(Records contained in a dataset)

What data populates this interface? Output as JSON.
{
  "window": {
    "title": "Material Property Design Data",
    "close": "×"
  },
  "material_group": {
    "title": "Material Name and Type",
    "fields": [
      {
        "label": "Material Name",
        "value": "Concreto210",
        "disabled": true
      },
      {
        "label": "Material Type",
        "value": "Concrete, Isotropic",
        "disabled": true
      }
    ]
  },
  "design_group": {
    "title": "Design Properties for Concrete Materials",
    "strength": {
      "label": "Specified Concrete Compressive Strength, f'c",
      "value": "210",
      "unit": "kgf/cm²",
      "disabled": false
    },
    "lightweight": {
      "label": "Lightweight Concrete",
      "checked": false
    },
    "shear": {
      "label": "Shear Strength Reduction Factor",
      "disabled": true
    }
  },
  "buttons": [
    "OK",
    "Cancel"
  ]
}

# Request:
Each line of the material above needs to be quoted exactly, please.

# Answer to the task:
What data populates this interface? Output as JSON.
{
  "window": {
    "title": "Material Property Design Data",
    "close": "×"
  },
  "material_group": {
    "title": "Material Name and Type",
    "fields": [
      {
        "label": "Material Name",
        "value": "Concreto210",
        "disabled": true
      },
      {
        "label": "Material Type",
        "value": "Concrete, Isotropic",
        "disabled": true
      }
    ]
  },
  "design_group": {
    "title": "Design Properties for Concrete Materials",
    "strength": {
      "label": "Specified Concrete Compressive Strength, f'c",
      "value": "210",
      "unit": "kgf/cm²",
      "disabled": false
    },
    "lightweight": {
      "label": "Lightweight Concrete",
      "checked": false
    },
    "shear": {
      "label": "Shear Strength Reduction Factor",
      "disabled": true
    }
  },
  "buttons": [
    "OK",
    "Cancel"
  ]
}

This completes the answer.